◆ Instructions for the task: What follows is a set of records, each of which is to be written out exactly.

◆ Items:
——
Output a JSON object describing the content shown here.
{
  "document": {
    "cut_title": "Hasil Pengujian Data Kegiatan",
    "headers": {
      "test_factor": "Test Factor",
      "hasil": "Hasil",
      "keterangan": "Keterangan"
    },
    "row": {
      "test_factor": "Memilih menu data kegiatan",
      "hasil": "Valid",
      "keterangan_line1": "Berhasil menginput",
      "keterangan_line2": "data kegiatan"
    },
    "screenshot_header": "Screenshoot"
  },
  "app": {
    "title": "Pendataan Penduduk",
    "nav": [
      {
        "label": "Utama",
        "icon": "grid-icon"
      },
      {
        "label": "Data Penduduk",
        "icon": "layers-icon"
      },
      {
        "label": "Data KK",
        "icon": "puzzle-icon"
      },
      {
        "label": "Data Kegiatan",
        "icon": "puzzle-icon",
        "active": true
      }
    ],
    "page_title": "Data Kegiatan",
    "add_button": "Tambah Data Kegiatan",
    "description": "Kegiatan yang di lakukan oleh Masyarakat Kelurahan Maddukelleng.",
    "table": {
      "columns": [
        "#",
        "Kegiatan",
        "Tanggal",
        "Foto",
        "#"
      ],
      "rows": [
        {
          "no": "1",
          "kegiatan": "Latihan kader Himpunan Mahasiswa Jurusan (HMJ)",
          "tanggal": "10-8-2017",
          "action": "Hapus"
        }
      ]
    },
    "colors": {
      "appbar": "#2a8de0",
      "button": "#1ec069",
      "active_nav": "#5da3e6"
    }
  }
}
——
◆ Written response:
Output a JSON object describing the content shown here.
{
  "document": {
    "cut_title": "Hasil Pengujian Data Kegiatan",
    "headers": {
      "test_factor": "Test Factor",
      "hasil": "Hasil",
      "keterangan": "Keterangan"
    },
    "row": {
      "test_factor": "Memilih menu data kegiatan",
      "hasil": "Valid",
      "keterangan_line1": "Berhasil menginput",
      "keterangan_line2": "data kegiatan"
    },
    "screenshot_header": "Screenshoot"
  },
  "app": {
    "title": "Pendataan Penduduk",
    "nav": [
      {
        "label": "Utama",
        "icon": "grid-icon"
      },
      {
        "label": "Data Penduduk",
        "icon": "layers-icon"
      },
      {
        "label": "Data KK",
        "icon": "puzzle-icon"
      },
      {
        "label": "Data Kegiatan",
        "icon": "puzzle-icon",
        "active": true
      }
    ],
    "page_title": "Data Kegiatan",
    "add_button": "Tambah Data Kegiatan",
    "description": "Kegiatan yang di lakukan oleh Masyarakat Kelurahan Maddukelleng.",
    "table": {
      "columns": [
        "#",
        "Kegiatan",
        "Tanggal",
        "Foto",
        "#"
      ],
      "rows": [
        {
          "no": "1",
          "kegiatan": "Latihan kader Himpunan Mahasiswa Jurusan (HMJ)",
          "tanggal": "10-8-2017",
          "action": "Hapus"
        }
      ]
    },
    "colors": {
      "appbar": "#2a8de0",
      "button": "#1ec069",
      "active_nav": "#5da3e6"
    }
  }
}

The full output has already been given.